══ DATA FOR THIS TASK

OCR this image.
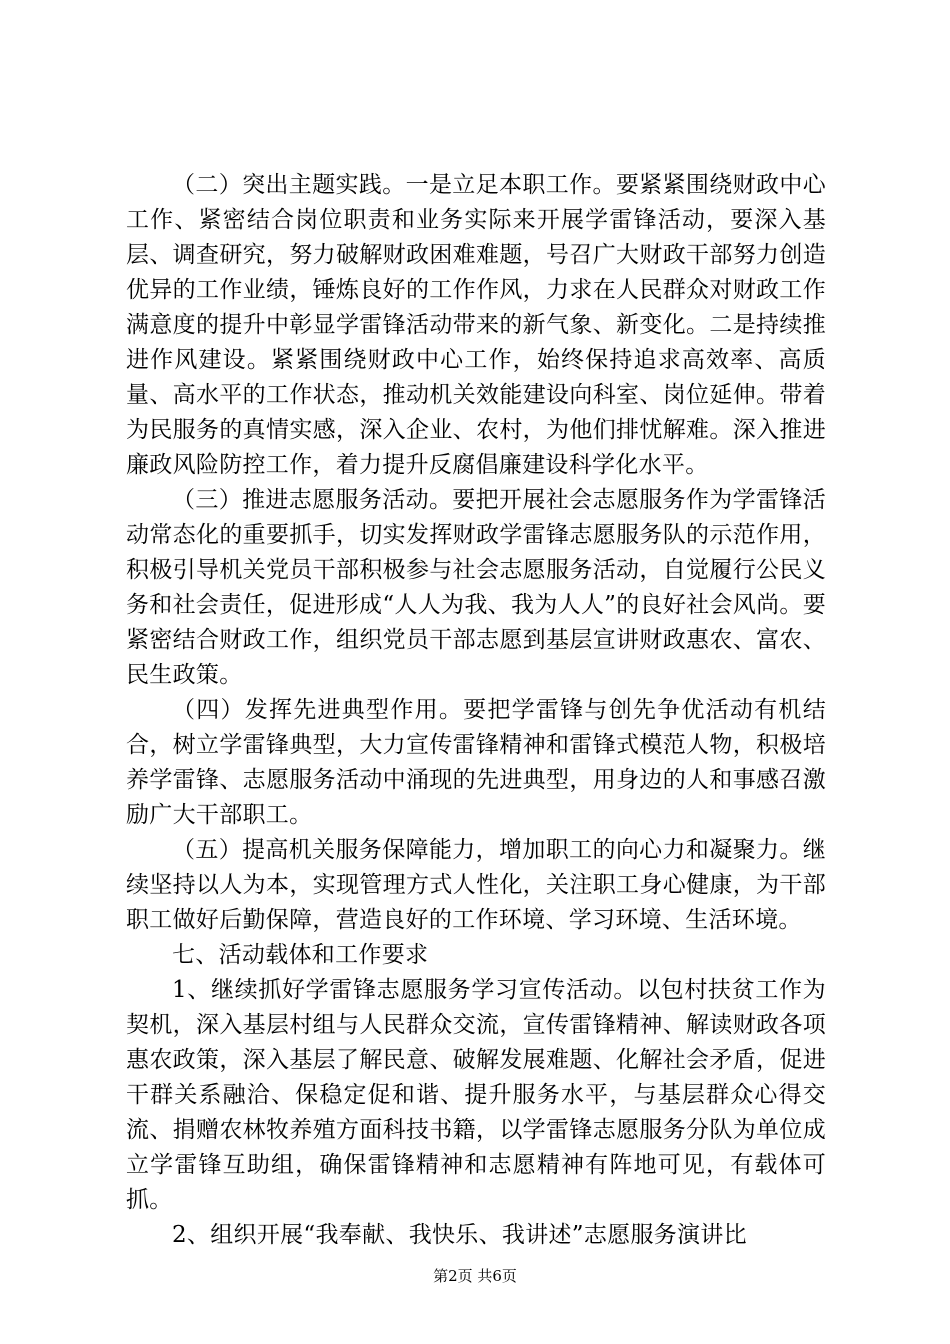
（二）突出主题实践。一是立足本职工作。要紧紧围绕财政中心工作、紧密结合岗位职责和业务实际来开展学雷锋活动，要深入基层、调查研究，努力破解财政困难难题，号召广大财政干部努力创造优异的工作业绩，锤炼良好的工作作风，力求在人民群众对财政工作满意度的提升中彰显学雷锋活动带来的新气象、新变化。二是持续推进作风建设。紧紧围绕财政中心工作，始终保持追求高效率、高质量、高水平的工作状态，推动机关效能建设向科室、岗位延伸。带着为民服务的真情实感，深入企业、农村，为他们排忧解难。深入推进廉政风险防控工作，着力提升反腐倡廉建设科学化水平。

（三）推进志愿服务活动。要把开展社会志愿服务作为学雷锋活动常态化的重要抓手，切实发挥财政学雷锋志愿服务队的示范作用，积极引导机关党员干部积极参与社会志愿服务活动，自觉履行公民义务和社会责任，促进形成“人人为我、我为人人”的良好社会风尚。要紧密结合财政工作，组织党员干部志愿到基层宣讲财政惠农、富农、民生政策。

（四）发挥先进典型作用。要把学雷锋与创先争优活动有机结合，树立学雷锋典型，大力宣传雷锋精神和雷锋式模范人物，积极培养学雷锋、志愿服务活动中涌现的先进典型，用身边的人和事感召激励广大干部职工。

（五）提高机关服务保障能力，增加职工的向心力和凝聚力。继续坚持以人为本，实现管理方式人性化，关注职工身心健康，为干部职工做好后勤保障，营造良好的工作环境、学习环境、生活环境。

七、活动载体和工作要求

1、继续抓好学雷锋志愿服务学习宣传活动。以包村扶贫工作为契机，深入基层村组与人民群众交流，宣传雷锋精神、解读财政各项惠农政策，深入基层了解民意、破解发展难题、化解社会矛盾，促进干群关系融洽、保稳定促和谐、提升服务水平，与基层群众心得交流、捐赠农林牧养殖方面科技书籍，以学雷锋志愿服务分队为单位成立学雷锋互助组，确保雷锋精神和志愿精神有阵地可见，有载体可抓。

2、组织开展“我奉献、我快乐、我讲述”志愿服务演讲比

第2页 共6页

════

→ **SET EXERCISE**:
Would you set down the listing exactly, omitting pictures?

→ **ANSWER FOR THIS EXERCISE**:
OCR this image.
（二）突出主题实践。一是立足本职工作。要紧紧围绕财政中心工作、紧密结合岗位职责和业务实际来开展学雷锋活动，要深入基层、调查研究，努力破解财政困难难题，号召广大财政干部努力创造优异的工作业绩，锤炼良好的工作作风，力求在人民群众对财政工作满意度的提升中彰显学雷锋活动带来的新气象、新变化。二是持续推进作风建设。紧紧围绕财政中心工作，始终保持追求高效率、高质量、高水平的工作状态，推动机关效能建设向科室、岗位延伸。带着为民服务的真情实感，深入企业、农村，为他们排忧解难。深入推进廉政风险防控工作，着力提升反腐倡廉建设科学化水平。

（三）推进志愿服务活动。要把开展社会志愿服务作为学雷锋活动常态化的重要抓手，切实发挥财政学雷锋志愿服务队的示范作用，积极引导机关党员干部积极参与社会志愿服务活动，自觉履行公民义务和社会责任，促进形成“人人为我、我为人人”的良好社会风尚。要紧密结合财政工作，组织党员干部志愿到基层宣讲财政惠农、富农、民生政策。

（四）发挥先进典型作用。要把学雷锋与创先争优活动有机结合，树立学雷锋典型，大力宣传雷锋精神和雷锋式模范人物，积极培养学雷锋、志愿服务活动中涌现的先进典型，用身边的人和事感召激励广大干部职工。

（五）提高机关服务保障能力，增加职工的向心力和凝聚力。继续坚持以人为本，实现管理方式人性化，关注职工身心健康，为干部职工做好后勤保障，营造良好的工作环境、学习环境、生活环境。

七、活动载体和工作要求

1、继续抓好学雷锋志愿服务学习宣传活动。以包村扶贫工作为契机，深入基层村组与人民群众交流，宣传雷锋精神、解读财政各项惠农政策，深入基层了解民意、破解发展难题、化解社会矛盾，促进干群关系融洽、保稳定促和谐、提升服务水平，与基层群众心得交流、捐赠农林牧养殖方面科技书籍，以学雷锋志愿服务分队为单位成立学雷锋互助组，确保雷锋精神和志愿精神有阵地可见，有载体可抓。

2、组织开展“我奉献、我快乐、我讲述”志愿服务演讲比

第2页 共6页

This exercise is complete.